EXERCISE PROMPT:
Reproduce the whole listing that follows, character for character, and drop the images.
*** Opening LISTED RECORDS ***
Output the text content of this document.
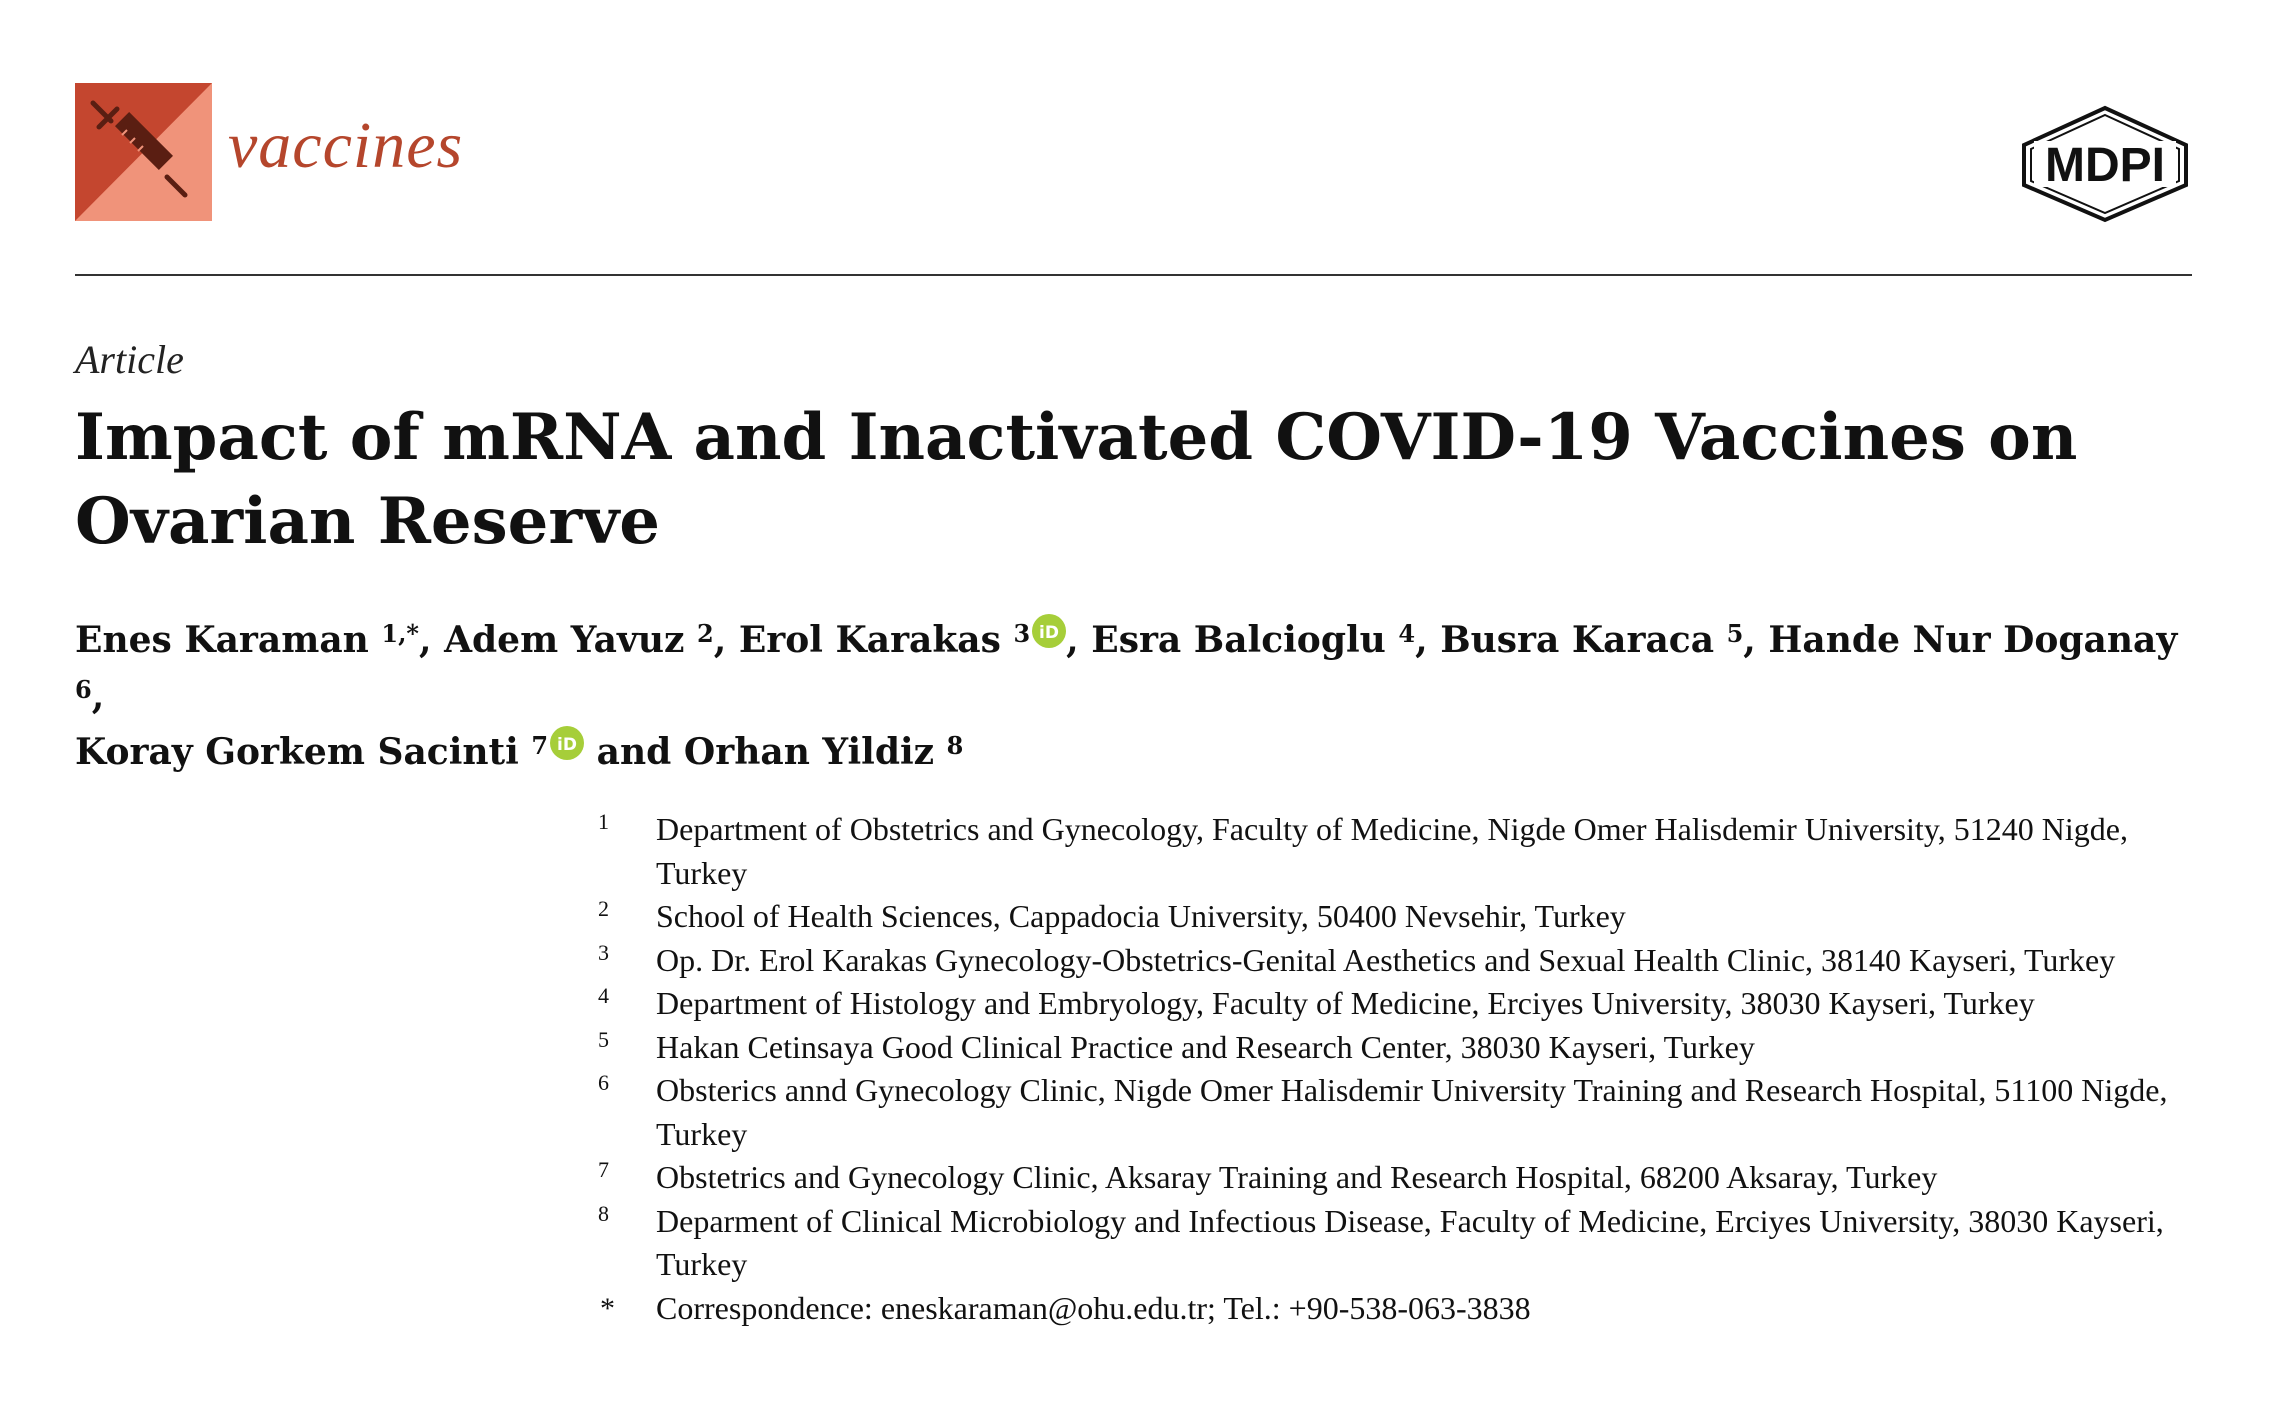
vaccines	MDPI
Article
Impact of mRNA and Inactivated COVID-19 Vaccines on
Ovarian Reserve
Enes Karaman $^{1,*}$, Adem Yavuz $^2$, Erol Karakas $^3$ iD , Esra Balcioglu $^4$, Busra Karaca $^5$, Hande Nur Doganay $^6$,
Koray Gorkem Sacinti $^7$ iD and Orhan Yildiz $^8$
1 Department of Obstetrics and Gynecology, Faculty of Medicine, Nigde Omer Halisdemir University, 51240 Nigde, Turkey
2 School of Health Sciences, Cappadocia University, 50400 Nevsehir, Turkey
3 Op. Dr. Erol Karakas Gynecology-Obstetrics-Genital Aesthetics and Sexual Health Clinic, 38140 Kayseri, Turkey
4 Department of Histology and Embryology, Faculty of Medicine, Erciyes University, 38030 Kayseri, Turkey
5 Hakan Cetinsaya Good Clinical Practice and Research Center, 38030 Kayseri, Turkey
6 Obsterics annd Gynecology Clinic, Nigde Omer Halisdemir University Training and Research Hospital, 51100 Nigde, Turkey
7 Obstetrics and Gynecology Clinic, Aksaray Training and Research Hospital, 68200 Aksaray, Turkey
8 Deparment of Clinical Microbiology and Infectious Disease, Faculty of Medicine, Erciyes University, 38030 Kayseri, Turkey
* Correspondence: eneskaraman@ohu.edu.tr; Tel.: +90-538-063-3838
*** Closing LISTED RECORDS ***
ANSWER BELOW:
Output the text content of this document.
vaccines	MDPI
Article
Impact of mRNA and Inactivated COVID-19 Vaccines on
Ovarian Reserve
Enes Karaman $^{1,*}$, Adem Yavuz $^2$, Erol Karakas $^3$ iD , Esra Balcioglu $^4$, Busra Karaca $^5$, Hande Nur Doganay $^6$,
Koray Gorkem Sacinti $^7$ iD and Orhan Yildiz $^8$
1 Department of Obstetrics and Gynecology, Faculty of Medicine, Nigde Omer Halisdemir University, 51240 Nigde, Turkey
2 School of Health Sciences, Cappadocia University, 50400 Nevsehir, Turkey
3 Op. Dr. Erol Karakas Gynecology-Obstetrics-Genital Aesthetics and Sexual Health Clinic, 38140 Kayseri, Turkey
4 Department of Histology and Embryology, Faculty of Medicine, Erciyes University, 38030 Kayseri, Turkey
5 Hakan Cetinsaya Good Clinical Practice and Research Center, 38030 Kayseri, Turkey
6 Obsterics annd Gynecology Clinic, Nigde Omer Halisdemir University Training and Research Hospital, 51100 Nigde, Turkey
7 Obstetrics and Gynecology Clinic, Aksaray Training and Research Hospital, 68200 Aksaray, Turkey
8 Deparment of Clinical Microbiology and Infectious Disease, Faculty of Medicine, Erciyes University, 38030 Kayseri, Turkey
* Correspondence: eneskaraman@ohu.edu.tr; Tel.: +90-538-063-3838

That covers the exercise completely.